Your task is to locate every line holding the string "Museum" and to copy each of them.
* Start *
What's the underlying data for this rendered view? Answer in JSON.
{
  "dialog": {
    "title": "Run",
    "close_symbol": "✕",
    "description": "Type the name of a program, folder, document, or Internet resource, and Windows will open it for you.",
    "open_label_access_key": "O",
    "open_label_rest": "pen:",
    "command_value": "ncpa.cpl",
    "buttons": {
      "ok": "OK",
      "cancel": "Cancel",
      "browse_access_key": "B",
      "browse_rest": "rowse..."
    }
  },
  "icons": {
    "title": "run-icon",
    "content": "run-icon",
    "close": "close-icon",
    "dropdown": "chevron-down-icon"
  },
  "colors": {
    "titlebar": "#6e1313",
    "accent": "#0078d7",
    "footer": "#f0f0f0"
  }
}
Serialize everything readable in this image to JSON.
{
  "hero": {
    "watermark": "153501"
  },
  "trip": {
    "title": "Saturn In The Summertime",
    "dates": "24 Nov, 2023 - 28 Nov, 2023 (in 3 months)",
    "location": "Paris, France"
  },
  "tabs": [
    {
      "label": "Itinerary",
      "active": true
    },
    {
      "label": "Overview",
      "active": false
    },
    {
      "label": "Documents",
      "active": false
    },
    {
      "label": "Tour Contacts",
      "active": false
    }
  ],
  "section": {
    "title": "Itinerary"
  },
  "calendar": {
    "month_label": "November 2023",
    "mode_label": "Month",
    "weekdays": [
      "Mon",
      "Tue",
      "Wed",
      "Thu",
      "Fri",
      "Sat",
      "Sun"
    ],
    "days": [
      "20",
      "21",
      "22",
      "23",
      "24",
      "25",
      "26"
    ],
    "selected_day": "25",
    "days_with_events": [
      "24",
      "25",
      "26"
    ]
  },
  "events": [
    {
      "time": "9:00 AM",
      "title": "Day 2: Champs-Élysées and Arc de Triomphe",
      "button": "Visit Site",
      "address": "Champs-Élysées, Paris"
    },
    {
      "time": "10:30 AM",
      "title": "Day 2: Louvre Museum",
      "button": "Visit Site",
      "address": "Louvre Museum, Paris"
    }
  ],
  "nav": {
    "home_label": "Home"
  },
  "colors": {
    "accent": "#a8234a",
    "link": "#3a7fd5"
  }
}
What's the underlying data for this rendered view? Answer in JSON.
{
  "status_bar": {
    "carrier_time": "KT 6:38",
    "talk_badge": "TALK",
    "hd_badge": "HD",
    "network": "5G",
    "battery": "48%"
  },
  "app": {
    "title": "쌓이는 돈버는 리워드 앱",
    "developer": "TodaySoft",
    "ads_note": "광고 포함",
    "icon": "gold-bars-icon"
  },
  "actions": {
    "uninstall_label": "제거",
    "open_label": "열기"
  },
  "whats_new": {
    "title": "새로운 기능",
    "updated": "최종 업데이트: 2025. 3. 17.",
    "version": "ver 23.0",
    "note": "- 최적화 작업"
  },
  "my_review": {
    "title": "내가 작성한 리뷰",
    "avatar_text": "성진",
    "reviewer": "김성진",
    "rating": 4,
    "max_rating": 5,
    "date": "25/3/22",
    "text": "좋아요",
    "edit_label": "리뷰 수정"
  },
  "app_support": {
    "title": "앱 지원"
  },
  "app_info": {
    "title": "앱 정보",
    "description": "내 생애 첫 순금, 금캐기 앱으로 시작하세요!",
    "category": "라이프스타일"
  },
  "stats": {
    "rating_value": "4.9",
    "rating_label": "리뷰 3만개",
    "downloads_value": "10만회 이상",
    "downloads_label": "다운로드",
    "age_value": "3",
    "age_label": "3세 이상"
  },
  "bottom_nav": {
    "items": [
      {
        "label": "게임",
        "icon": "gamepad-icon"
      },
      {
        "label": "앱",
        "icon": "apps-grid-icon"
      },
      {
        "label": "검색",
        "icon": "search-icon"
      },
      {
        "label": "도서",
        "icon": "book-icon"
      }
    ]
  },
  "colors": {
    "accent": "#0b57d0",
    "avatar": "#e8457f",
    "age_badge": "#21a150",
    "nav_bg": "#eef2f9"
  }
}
* End *
- Response:
      "title": "Day 2: Louvre Museum",
      "address": "Louvre Museum, Paris"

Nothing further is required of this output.